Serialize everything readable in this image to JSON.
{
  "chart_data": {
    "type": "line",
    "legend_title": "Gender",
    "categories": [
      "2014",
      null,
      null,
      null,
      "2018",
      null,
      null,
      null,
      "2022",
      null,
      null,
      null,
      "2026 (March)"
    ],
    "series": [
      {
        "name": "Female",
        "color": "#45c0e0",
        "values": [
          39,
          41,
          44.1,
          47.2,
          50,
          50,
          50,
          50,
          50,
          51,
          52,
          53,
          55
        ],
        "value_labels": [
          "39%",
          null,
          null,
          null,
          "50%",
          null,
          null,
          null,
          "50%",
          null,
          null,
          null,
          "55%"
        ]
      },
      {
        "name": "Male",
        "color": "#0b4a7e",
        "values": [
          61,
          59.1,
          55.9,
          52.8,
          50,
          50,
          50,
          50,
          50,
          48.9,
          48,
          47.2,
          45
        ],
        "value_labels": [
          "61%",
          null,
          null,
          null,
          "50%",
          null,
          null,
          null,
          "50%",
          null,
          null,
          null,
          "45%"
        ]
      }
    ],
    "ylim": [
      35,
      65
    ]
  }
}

### TASK GOAL
Extract all of the data shown above without alteration.

### FULL ANSWER
Serialize everything readable in this image to JSON.
{
  "chart_data": {
    "type": "line",
    "legend_title": "Gender",
    "categories": [
      "2014",
      null,
      null,
      null,
      "2018",
      null,
      null,
      null,
      "2022",
      null,
      null,
      null,
      "2026 (March)"
    ],
    "series": [
      {
        "name": "Female",
        "color": "#45c0e0",
        "values": [
          39,
          41,
          44.1,
          47.2,
          50,
          50,
          50,
          50,
          50,
          51,
          52,
          53,
          55
        ],
        "value_labels": [
          "39%",
          null,
          null,
          null,
          "50%",
          null,
          null,
          null,
          "50%",
          null,
          null,
          null,
          "55%"
        ]
      },
      {
        "name": "Male",
        "color": "#0b4a7e",
        "values": [
          61,
          59.1,
          55.9,
          52.8,
          50,
          50,
          50,
          50,
          50,
          48.9,
          48,
          47.2,
          45
        ],
        "value_labels": [
          "61%",
          null,
          null,
          null,
          "50%",
          null,
          null,
          null,
          "50%",
          null,
          null,
          null,
          "45%"
        ]
      }
    ],
    "ylim": [
      35,
      65
    ]
  }
}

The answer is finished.